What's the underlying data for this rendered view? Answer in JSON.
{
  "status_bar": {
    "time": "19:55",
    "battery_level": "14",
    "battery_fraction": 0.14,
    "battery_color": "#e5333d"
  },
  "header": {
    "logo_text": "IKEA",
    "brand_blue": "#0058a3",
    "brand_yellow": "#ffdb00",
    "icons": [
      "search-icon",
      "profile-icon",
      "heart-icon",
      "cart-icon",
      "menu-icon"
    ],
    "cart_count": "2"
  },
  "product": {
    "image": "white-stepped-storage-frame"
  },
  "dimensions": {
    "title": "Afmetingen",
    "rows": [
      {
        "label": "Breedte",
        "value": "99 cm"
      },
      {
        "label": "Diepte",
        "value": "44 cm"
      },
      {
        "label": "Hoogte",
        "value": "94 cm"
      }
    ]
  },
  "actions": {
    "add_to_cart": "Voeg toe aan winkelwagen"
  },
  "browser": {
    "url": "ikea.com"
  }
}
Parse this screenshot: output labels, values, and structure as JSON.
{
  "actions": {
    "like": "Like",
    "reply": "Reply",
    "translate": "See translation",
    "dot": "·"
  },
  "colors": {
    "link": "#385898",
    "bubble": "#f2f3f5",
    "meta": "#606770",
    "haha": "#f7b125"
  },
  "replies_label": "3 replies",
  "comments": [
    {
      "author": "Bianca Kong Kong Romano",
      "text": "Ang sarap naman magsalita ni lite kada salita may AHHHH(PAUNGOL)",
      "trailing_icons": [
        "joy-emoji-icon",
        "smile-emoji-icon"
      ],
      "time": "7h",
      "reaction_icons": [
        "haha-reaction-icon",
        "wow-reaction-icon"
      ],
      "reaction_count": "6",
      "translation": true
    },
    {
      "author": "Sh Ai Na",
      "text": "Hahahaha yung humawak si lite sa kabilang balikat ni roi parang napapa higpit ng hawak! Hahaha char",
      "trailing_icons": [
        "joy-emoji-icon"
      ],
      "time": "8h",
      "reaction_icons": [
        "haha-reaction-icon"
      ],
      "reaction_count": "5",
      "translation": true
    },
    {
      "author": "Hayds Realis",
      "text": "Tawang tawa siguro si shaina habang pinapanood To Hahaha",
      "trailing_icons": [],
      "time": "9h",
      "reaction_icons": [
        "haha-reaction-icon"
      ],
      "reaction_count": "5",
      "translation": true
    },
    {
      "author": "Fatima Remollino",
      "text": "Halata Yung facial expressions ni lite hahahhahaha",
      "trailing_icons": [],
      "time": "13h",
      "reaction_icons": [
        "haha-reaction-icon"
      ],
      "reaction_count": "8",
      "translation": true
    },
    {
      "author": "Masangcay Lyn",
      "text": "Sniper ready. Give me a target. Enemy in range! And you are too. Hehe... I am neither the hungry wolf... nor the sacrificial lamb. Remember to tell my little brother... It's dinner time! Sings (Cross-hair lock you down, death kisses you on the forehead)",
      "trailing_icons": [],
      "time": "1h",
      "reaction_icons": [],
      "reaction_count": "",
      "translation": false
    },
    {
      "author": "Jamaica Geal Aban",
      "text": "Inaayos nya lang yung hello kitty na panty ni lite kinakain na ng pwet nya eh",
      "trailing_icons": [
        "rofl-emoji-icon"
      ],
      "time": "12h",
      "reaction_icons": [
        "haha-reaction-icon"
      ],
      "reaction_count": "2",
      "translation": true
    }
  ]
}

### Short exercise:
Go through the listing above and locate each line that holds the word "emoji". Copy those lines.

### Response to this exercise:
        "joy-emoji-icon",
        "smile-emoji-icon"
        "joy-emoji-icon"
        "rofl-emoji-icon"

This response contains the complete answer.